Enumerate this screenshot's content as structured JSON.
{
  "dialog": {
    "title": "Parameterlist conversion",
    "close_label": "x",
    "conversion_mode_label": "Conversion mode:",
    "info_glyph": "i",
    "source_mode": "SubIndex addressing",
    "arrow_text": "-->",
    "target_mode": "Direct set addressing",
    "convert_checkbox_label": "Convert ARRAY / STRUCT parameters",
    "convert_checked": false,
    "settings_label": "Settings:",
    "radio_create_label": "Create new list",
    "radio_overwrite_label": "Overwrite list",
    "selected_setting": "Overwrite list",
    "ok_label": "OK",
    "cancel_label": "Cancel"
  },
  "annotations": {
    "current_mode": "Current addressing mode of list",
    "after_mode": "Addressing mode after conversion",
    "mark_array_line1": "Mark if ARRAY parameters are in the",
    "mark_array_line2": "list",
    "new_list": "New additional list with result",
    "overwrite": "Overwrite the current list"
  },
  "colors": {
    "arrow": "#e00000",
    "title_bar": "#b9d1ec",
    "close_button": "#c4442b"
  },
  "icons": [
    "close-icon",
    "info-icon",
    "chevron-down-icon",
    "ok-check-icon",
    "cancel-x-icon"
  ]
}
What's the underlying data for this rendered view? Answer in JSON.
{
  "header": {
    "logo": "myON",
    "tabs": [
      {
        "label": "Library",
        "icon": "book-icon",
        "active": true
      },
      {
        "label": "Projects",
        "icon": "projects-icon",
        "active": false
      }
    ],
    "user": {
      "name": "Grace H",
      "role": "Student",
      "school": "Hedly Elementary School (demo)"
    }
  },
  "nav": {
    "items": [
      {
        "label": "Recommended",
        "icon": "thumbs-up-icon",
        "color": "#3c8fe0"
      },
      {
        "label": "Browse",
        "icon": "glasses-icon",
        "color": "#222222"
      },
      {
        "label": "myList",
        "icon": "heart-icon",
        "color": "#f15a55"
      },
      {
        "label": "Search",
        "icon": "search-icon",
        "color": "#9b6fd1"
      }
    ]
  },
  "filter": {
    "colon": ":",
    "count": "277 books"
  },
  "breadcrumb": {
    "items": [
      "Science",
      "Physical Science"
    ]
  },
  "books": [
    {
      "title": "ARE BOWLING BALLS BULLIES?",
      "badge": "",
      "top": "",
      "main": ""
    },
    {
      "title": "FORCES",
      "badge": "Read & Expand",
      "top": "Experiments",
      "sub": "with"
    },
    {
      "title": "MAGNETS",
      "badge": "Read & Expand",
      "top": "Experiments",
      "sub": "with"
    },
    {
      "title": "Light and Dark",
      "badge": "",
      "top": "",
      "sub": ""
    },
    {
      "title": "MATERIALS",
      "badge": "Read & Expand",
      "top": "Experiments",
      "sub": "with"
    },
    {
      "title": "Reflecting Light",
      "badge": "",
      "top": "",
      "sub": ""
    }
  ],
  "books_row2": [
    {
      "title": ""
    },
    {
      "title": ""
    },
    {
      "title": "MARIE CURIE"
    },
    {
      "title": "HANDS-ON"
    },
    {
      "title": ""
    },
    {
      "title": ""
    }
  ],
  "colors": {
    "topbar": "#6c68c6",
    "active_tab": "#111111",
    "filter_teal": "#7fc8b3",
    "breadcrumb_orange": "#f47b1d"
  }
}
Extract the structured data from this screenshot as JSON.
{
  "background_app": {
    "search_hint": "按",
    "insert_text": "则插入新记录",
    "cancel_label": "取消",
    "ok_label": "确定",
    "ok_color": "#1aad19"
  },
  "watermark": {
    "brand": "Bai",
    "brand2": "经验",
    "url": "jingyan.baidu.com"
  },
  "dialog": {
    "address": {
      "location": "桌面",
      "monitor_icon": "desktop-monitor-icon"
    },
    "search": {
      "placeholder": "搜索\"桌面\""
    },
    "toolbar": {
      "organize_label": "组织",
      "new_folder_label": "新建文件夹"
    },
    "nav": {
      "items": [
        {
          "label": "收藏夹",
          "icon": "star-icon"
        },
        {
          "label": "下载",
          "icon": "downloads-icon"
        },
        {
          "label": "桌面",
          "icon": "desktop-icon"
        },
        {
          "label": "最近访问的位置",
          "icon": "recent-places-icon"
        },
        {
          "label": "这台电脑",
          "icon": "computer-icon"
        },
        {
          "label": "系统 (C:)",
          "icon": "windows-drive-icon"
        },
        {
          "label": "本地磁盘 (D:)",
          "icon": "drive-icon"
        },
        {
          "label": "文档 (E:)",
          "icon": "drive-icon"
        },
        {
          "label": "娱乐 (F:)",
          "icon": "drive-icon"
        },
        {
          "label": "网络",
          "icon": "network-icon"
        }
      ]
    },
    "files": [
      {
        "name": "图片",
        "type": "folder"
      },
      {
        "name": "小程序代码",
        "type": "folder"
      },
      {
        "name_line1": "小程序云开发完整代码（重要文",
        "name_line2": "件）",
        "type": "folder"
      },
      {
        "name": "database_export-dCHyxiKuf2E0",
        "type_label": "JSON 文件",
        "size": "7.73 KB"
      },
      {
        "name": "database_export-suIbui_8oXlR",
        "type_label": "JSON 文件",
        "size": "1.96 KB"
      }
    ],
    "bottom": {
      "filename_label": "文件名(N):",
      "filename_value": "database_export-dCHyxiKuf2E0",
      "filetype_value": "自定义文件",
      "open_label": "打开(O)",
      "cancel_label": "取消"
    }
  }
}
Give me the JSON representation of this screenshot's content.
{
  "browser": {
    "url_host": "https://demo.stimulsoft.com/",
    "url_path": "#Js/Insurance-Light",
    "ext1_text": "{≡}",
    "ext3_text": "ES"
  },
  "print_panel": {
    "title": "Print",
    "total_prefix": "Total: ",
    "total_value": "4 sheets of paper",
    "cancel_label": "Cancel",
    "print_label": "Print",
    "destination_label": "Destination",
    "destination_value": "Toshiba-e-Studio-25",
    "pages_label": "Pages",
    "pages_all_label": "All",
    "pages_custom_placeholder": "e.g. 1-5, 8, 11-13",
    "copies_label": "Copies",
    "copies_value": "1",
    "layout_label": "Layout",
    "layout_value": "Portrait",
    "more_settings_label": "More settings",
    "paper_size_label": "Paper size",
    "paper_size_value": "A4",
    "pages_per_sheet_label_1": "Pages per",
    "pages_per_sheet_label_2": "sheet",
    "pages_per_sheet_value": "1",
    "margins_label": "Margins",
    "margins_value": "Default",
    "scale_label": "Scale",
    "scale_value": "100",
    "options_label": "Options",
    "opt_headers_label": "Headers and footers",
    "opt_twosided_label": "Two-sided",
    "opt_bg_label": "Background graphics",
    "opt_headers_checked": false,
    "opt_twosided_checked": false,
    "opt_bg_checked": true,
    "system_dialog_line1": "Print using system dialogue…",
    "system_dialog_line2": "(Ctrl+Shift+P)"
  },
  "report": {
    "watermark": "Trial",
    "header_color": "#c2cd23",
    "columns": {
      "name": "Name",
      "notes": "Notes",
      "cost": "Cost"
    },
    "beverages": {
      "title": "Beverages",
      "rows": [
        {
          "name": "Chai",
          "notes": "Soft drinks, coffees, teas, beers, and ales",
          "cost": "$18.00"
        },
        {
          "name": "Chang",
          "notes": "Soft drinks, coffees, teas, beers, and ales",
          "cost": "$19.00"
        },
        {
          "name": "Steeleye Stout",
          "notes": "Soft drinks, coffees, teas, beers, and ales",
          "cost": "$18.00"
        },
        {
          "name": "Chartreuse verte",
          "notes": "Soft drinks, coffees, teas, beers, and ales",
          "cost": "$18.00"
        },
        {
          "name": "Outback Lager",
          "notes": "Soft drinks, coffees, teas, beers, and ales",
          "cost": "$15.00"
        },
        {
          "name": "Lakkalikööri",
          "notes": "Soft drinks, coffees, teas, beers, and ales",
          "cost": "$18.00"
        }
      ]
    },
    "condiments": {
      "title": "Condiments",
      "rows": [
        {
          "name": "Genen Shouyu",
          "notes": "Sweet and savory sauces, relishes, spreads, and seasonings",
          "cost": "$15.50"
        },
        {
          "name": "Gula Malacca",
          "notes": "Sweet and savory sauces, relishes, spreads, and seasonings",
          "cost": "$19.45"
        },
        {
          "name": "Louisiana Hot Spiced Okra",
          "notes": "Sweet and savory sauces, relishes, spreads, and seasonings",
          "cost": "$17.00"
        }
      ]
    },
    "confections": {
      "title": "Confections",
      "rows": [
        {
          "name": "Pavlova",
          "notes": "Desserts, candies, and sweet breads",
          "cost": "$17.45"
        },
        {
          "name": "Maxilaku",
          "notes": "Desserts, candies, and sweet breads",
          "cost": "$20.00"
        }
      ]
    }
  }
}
* * * * *
__What this task involves__. Look for the word "Light" in every line of the listing and copy the lines that have it.

__Task solution__.
      "title": "Light and Dark",
      "title": "Reflecting Light",
    "url_path": "#Js/Insurance-Light",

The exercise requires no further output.